►

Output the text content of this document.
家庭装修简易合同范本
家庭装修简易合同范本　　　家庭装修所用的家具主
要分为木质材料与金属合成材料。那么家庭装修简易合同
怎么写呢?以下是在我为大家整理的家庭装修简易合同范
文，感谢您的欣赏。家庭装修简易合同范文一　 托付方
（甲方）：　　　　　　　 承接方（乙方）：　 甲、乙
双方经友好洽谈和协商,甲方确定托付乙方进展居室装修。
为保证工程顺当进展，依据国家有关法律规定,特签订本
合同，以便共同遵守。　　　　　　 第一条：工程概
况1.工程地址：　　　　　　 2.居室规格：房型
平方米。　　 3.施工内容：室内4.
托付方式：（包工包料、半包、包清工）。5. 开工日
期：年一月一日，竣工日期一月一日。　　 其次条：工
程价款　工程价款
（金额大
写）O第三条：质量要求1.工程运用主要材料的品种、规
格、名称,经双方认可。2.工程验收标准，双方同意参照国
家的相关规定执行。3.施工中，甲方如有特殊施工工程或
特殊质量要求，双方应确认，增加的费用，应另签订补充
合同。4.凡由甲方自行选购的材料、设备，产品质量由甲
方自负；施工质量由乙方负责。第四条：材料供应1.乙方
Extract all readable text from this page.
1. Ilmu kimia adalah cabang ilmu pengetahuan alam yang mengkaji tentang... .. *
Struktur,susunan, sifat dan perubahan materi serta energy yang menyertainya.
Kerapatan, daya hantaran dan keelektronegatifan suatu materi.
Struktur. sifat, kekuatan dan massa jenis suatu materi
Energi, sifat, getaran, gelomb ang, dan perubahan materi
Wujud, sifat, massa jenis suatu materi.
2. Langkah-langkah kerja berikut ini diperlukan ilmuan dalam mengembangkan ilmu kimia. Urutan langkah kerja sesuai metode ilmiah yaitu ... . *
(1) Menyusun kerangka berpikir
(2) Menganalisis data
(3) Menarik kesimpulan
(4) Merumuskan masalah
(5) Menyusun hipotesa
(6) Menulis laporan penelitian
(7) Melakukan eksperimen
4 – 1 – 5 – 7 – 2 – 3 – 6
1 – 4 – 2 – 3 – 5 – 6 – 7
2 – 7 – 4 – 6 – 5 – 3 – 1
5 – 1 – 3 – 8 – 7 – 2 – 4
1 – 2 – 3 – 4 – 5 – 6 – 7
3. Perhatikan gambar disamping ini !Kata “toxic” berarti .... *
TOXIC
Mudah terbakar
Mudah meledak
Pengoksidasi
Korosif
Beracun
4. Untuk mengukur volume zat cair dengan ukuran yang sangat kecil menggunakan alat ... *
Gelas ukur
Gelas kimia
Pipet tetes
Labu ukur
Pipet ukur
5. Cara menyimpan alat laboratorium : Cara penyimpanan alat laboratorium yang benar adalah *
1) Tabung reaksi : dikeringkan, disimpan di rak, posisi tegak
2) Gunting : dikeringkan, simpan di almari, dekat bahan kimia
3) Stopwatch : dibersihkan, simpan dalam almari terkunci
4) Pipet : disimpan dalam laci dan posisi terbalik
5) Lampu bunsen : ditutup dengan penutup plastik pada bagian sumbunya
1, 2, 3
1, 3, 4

◄

TASK PROMPT:
Using the records given above, list every line that includes the word "Menyusun".

IN RESPONSE:
(1) Menyusun kerangka berpikir
(5) Menyusun hipotesa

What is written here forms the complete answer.